Records for the exercise:
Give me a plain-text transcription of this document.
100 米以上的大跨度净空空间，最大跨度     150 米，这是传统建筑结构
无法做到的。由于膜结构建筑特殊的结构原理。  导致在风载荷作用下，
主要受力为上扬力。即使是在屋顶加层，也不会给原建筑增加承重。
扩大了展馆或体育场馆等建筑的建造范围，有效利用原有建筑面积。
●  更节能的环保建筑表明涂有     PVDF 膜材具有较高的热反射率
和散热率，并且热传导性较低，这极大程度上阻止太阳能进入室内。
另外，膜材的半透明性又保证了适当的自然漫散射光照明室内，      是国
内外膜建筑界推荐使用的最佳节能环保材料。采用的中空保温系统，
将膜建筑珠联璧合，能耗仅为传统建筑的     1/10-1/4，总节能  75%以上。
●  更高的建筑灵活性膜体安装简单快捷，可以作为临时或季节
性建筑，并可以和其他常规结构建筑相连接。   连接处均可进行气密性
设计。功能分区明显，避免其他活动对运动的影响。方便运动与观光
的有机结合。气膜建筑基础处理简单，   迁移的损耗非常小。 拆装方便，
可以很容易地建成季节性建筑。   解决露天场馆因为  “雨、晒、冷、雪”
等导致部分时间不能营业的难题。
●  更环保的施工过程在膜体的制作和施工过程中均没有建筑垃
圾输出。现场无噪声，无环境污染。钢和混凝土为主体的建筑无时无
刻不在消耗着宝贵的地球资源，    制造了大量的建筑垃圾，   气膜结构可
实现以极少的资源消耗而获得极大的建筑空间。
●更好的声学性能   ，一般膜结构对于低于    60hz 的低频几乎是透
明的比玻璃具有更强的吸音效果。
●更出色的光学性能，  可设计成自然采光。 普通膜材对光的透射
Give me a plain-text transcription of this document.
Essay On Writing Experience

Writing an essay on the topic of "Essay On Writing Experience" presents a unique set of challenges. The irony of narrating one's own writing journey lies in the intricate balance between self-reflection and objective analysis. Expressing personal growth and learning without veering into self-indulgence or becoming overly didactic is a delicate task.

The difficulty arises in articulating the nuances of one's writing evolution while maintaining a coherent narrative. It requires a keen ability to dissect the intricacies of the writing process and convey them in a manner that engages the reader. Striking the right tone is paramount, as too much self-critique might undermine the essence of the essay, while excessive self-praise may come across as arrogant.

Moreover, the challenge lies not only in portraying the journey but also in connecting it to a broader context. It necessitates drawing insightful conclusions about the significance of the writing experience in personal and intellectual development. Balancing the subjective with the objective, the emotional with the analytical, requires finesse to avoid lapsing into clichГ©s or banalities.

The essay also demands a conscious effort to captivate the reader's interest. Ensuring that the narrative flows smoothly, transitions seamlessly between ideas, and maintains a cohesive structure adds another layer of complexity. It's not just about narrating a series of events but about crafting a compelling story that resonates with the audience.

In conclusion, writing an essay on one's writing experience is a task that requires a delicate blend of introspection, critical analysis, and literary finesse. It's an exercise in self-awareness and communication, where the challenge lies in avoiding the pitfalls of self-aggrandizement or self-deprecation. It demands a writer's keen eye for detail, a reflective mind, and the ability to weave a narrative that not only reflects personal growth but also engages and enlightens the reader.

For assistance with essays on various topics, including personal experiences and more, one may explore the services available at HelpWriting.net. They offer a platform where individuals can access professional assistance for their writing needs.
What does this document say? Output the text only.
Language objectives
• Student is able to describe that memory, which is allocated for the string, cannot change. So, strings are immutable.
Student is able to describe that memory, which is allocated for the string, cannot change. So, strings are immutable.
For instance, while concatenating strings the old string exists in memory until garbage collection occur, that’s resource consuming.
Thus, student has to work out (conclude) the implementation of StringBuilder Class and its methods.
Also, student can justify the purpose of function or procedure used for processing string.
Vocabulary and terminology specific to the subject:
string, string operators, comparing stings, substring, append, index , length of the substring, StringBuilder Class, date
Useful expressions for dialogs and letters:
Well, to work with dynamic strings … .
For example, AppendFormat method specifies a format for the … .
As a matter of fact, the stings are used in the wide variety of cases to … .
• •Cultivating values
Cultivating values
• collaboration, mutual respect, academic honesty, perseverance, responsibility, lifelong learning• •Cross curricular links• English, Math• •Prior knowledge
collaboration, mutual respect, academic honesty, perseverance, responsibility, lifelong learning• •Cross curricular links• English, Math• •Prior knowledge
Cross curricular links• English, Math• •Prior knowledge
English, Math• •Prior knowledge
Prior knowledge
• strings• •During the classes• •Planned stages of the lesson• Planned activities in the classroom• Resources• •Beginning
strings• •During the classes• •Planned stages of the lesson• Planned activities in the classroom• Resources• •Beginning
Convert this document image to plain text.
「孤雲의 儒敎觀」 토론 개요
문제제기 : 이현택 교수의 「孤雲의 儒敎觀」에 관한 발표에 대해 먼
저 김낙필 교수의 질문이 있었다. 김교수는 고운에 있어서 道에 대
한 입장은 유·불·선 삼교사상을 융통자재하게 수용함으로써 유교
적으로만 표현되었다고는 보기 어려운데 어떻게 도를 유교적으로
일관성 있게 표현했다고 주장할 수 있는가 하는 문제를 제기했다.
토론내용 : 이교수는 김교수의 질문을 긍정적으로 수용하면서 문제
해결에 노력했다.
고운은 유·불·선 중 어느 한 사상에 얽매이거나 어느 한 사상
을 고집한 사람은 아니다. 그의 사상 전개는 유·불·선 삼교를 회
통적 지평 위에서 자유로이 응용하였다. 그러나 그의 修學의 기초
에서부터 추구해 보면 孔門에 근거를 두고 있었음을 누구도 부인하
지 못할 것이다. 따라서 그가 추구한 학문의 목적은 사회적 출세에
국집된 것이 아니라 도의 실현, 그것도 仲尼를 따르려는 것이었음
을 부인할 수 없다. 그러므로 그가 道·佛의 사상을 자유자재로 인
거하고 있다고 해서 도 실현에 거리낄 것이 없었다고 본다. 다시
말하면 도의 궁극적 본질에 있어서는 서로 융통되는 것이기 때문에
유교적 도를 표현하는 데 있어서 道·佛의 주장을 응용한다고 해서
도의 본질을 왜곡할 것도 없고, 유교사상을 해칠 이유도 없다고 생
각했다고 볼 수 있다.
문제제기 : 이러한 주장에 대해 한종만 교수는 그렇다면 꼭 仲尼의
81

Aim of the task: A number is the only answer here: how many lines of the material above contain "analysis"?

Solved exercise: 2